[BEGIN Extracted data]

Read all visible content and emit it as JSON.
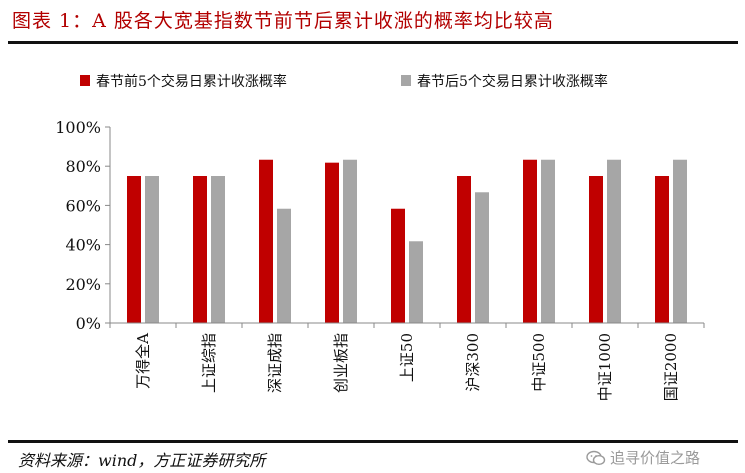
{
  "figure": {
    "title": "图表 1：A 股各大宽基指数节前节后累计收涨的概率均比较高",
    "source": "资料来源：wind，方正证券研究所",
    "watermark": "追寻价值之路"
  },
  "colors": {
    "series_before": "#c00000",
    "series_after": "#a6a6a6",
    "title_color": "#b20000",
    "axis": "#888888"
  },
  "chart_data": {
    "type": "bar",
    "categories": [
      "万得全A",
      "上证综指",
      "深证成指",
      "创业板指",
      "上证50",
      "沪深300",
      "中证500",
      "中证1000",
      "国证2000"
    ],
    "series": [
      {
        "name": "春节前5个交易日累计收涨概率",
        "values": [
          75,
          75,
          83.3,
          81.8,
          58.3,
          75,
          83.3,
          75,
          75
        ]
      },
      {
        "name": "春节后5个交易日累计收涨概率",
        "values": [
          75,
          75,
          58.3,
          83.3,
          41.7,
          66.7,
          83.3,
          83.3,
          83.3
        ]
      }
    ],
    "yticks": [
      "100%",
      "80%",
      "60%",
      "40%",
      "20%",
      "0%"
    ],
    "ylim": [
      0,
      100
    ],
    "grid": false,
    "legend_position": "top"
  }
}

[END Extracted data]

### Work to complete:
Without the pictures, print the records in full, exactly as they appear.

### Solution to this exercise:
Read all visible content and emit it as JSON.
{
  "figure": {
    "title": "图表 1：A 股各大宽基指数节前节后累计收涨的概率均比较高",
    "source": "资料来源：wind，方正证券研究所",
    "watermark": "追寻价值之路"
  },
  "colors": {
    "series_before": "#c00000",
    "series_after": "#a6a6a6",
    "title_color": "#b20000",
    "axis": "#888888"
  },
  "chart_data": {
    "type": "bar",
    "categories": [
      "万得全A",
      "上证综指",
      "深证成指",
      "创业板指",
      "上证50",
      "沪深300",
      "中证500",
      "中证1000",
      "国证2000"
    ],
    "series": [
      {
        "name": "春节前5个交易日累计收涨概率",
        "values": [
          75,
          75,
          83.3,
          81.8,
          58.3,
          75,
          83.3,
          75,
          75
        ]
      },
      {
        "name": "春节后5个交易日累计收涨概率",
        "values": [
          75,
          75,
          58.3,
          83.3,
          41.7,
          66.7,
          83.3,
          83.3,
          83.3
        ]
      }
    ],
    "yticks": [
      "100%",
      "80%",
      "60%",
      "40%",
      "20%",
      "0%"
    ],
    "ylim": [
      0,
      100
    ],
    "grid": false,
    "legend_position": "top"
  }
}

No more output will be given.